_EXERCISE_.
Write out every line below that includes the word "time".

_RECORDS TO PROCESS_.
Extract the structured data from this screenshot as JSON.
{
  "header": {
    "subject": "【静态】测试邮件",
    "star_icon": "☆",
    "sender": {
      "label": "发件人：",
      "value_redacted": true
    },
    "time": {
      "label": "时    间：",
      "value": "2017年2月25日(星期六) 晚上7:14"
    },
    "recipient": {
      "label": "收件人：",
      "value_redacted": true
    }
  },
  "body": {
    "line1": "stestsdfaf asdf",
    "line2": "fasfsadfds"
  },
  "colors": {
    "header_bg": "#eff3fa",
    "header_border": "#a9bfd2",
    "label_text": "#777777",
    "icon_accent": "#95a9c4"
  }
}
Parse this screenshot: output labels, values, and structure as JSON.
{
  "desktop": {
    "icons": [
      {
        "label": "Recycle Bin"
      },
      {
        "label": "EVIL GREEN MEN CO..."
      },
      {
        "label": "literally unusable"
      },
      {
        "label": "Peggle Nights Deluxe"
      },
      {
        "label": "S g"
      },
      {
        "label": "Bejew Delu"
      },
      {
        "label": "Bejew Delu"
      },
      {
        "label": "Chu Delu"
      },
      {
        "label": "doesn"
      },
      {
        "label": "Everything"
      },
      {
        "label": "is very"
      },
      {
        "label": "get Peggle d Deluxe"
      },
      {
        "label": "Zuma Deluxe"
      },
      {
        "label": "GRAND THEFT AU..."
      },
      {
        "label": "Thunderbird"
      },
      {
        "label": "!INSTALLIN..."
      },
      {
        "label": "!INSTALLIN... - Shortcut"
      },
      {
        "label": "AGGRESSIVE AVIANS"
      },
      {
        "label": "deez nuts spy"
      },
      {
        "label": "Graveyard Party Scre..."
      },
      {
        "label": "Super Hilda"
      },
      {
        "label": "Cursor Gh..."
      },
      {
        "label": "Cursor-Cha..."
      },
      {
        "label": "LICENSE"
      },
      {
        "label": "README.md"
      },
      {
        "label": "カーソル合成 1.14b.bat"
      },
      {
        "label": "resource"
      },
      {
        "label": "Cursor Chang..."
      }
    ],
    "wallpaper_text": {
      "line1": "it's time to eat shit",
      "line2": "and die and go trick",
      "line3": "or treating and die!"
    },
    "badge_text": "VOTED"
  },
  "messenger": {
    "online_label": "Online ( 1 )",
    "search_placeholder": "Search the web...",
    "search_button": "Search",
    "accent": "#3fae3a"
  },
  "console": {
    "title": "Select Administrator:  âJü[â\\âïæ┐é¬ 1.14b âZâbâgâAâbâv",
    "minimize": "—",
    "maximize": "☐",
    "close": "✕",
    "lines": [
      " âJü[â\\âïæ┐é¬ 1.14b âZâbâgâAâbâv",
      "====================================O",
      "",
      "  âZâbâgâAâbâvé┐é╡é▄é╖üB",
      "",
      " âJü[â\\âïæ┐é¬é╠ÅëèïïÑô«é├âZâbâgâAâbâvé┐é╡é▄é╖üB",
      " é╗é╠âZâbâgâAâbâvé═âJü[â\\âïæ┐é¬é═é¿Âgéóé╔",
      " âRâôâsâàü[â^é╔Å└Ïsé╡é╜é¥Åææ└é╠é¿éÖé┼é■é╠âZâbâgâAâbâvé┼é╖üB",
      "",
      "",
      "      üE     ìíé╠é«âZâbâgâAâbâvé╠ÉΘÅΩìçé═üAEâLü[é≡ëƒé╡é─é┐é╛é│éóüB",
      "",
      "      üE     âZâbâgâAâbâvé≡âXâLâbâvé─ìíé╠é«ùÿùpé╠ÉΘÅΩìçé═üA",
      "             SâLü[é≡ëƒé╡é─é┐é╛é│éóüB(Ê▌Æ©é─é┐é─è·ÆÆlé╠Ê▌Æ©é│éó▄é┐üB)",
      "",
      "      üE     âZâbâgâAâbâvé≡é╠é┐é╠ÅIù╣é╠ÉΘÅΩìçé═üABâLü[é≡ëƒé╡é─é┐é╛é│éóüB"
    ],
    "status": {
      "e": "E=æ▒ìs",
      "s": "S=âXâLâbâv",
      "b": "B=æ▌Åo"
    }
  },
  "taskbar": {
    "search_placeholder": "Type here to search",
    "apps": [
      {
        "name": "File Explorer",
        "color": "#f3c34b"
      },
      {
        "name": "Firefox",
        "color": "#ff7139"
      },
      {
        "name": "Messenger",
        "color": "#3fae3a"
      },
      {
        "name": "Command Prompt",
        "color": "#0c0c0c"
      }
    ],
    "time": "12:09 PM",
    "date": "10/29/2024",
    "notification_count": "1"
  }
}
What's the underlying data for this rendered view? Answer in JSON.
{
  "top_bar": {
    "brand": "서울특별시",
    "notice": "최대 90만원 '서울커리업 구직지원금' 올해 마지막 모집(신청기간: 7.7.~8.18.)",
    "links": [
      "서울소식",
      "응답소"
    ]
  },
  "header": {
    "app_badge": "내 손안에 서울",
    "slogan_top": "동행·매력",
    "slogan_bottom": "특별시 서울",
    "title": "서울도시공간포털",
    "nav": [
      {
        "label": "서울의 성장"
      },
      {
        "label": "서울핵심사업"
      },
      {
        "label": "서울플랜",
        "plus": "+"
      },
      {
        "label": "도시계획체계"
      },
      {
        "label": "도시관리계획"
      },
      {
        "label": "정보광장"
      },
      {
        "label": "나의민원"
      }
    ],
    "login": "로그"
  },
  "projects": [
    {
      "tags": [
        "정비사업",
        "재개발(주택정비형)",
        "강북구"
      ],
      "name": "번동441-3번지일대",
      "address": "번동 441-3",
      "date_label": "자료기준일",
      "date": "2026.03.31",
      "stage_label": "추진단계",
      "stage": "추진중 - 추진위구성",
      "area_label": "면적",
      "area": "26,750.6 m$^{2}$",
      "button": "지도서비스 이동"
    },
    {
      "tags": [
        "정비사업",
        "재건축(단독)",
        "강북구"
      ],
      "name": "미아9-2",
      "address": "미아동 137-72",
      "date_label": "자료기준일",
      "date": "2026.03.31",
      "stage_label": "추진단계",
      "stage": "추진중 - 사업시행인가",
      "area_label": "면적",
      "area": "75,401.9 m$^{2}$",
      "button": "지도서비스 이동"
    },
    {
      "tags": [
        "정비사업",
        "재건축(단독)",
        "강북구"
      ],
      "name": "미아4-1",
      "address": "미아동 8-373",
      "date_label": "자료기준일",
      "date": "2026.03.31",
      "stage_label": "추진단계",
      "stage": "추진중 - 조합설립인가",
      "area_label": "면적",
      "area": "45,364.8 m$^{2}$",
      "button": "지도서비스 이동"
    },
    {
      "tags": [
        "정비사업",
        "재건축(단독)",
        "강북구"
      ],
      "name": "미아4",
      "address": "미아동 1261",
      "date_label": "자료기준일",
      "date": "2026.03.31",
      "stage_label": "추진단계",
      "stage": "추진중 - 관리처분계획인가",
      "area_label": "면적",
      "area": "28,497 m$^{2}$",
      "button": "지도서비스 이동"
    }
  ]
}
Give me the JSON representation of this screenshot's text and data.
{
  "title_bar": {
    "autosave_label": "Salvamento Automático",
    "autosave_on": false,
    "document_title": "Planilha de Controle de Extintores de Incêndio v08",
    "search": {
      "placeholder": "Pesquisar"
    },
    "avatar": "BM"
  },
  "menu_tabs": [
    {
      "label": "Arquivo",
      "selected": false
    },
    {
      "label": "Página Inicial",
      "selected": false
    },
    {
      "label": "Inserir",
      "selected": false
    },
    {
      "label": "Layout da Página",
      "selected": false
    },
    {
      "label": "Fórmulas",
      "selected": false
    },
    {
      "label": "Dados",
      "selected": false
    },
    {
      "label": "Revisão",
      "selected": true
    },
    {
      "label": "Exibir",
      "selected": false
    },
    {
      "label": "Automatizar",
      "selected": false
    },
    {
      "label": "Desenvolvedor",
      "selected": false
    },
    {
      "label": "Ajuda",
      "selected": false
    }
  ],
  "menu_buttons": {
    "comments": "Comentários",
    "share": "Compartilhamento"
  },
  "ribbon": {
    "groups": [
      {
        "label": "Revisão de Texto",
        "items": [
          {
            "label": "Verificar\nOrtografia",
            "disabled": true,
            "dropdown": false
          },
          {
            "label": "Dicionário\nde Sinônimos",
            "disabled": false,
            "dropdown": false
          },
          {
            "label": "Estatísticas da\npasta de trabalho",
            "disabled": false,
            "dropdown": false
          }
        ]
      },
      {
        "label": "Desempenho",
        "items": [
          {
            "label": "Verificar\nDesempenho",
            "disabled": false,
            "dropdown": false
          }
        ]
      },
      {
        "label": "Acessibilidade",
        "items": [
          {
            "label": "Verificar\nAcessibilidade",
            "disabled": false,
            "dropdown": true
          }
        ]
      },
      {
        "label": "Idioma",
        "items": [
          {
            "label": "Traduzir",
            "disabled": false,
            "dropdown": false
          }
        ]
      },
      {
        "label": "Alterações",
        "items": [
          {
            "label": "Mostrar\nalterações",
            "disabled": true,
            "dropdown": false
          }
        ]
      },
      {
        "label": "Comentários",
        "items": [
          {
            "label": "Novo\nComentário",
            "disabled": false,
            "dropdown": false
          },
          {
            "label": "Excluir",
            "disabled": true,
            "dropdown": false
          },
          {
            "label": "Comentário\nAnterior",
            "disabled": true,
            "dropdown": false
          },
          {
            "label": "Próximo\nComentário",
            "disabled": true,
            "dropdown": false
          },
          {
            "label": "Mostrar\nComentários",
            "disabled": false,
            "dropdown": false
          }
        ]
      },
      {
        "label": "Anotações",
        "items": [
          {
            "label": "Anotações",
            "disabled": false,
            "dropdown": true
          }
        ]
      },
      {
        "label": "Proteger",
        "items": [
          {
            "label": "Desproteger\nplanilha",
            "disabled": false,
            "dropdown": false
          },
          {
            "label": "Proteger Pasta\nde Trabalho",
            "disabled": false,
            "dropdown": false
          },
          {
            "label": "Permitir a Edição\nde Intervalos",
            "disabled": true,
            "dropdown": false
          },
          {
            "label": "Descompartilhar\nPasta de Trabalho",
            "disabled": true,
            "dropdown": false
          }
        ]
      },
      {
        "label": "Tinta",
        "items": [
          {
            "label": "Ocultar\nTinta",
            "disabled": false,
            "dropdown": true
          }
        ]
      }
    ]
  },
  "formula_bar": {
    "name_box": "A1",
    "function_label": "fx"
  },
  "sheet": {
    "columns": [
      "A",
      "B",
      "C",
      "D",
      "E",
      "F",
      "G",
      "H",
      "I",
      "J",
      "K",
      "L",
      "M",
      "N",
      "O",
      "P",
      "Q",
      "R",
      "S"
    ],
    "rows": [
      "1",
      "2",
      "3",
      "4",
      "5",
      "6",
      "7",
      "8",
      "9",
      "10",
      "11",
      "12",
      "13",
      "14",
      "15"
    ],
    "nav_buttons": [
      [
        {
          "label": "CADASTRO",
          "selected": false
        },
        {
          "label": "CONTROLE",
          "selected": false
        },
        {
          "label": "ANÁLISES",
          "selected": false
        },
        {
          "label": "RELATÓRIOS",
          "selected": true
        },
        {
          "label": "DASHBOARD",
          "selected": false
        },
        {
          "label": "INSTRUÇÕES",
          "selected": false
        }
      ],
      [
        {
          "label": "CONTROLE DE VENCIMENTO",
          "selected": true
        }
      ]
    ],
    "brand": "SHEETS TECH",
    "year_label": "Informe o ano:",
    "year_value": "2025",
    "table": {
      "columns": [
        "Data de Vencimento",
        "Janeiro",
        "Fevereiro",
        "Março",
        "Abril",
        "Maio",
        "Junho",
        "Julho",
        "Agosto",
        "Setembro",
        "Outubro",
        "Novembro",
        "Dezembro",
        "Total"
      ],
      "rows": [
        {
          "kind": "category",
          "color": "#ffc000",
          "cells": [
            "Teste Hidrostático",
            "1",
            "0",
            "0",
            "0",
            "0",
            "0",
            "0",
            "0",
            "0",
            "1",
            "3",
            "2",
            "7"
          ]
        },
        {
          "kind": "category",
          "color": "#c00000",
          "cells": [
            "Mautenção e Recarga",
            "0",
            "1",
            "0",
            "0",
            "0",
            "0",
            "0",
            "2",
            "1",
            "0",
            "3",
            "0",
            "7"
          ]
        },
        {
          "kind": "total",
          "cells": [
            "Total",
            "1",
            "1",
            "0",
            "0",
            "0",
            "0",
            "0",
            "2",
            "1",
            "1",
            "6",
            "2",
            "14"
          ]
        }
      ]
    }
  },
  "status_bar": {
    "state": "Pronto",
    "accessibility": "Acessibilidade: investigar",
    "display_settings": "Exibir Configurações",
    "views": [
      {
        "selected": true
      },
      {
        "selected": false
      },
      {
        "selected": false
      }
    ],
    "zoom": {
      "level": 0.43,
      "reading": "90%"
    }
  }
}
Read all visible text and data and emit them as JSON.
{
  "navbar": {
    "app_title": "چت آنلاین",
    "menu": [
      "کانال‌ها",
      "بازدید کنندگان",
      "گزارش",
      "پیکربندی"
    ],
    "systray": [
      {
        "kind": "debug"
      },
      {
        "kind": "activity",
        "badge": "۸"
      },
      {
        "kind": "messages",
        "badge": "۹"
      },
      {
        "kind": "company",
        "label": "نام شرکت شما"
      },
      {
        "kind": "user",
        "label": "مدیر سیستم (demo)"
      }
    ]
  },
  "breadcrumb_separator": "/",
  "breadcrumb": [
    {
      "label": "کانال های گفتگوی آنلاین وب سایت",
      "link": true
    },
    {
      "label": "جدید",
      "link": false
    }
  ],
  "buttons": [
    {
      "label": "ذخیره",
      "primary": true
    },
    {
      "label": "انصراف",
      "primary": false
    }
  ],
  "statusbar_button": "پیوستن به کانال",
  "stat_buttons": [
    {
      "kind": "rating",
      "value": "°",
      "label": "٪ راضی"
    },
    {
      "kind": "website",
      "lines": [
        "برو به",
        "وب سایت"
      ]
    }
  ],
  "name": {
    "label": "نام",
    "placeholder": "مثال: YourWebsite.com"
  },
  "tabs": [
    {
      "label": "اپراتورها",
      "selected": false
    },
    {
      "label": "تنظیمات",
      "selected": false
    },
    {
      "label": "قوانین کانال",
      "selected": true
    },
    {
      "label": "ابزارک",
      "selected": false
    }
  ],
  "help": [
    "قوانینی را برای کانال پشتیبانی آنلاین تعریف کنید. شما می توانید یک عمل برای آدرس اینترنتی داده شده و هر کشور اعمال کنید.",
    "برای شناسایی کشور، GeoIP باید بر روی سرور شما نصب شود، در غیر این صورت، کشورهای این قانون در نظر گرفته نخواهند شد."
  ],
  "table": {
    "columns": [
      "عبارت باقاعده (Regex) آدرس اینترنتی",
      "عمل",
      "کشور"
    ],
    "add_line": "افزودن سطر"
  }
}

_EXERCISE ANSWER_.
    "time": {
      "line1": "it's time to eat shit",
    "time": "12:09 PM",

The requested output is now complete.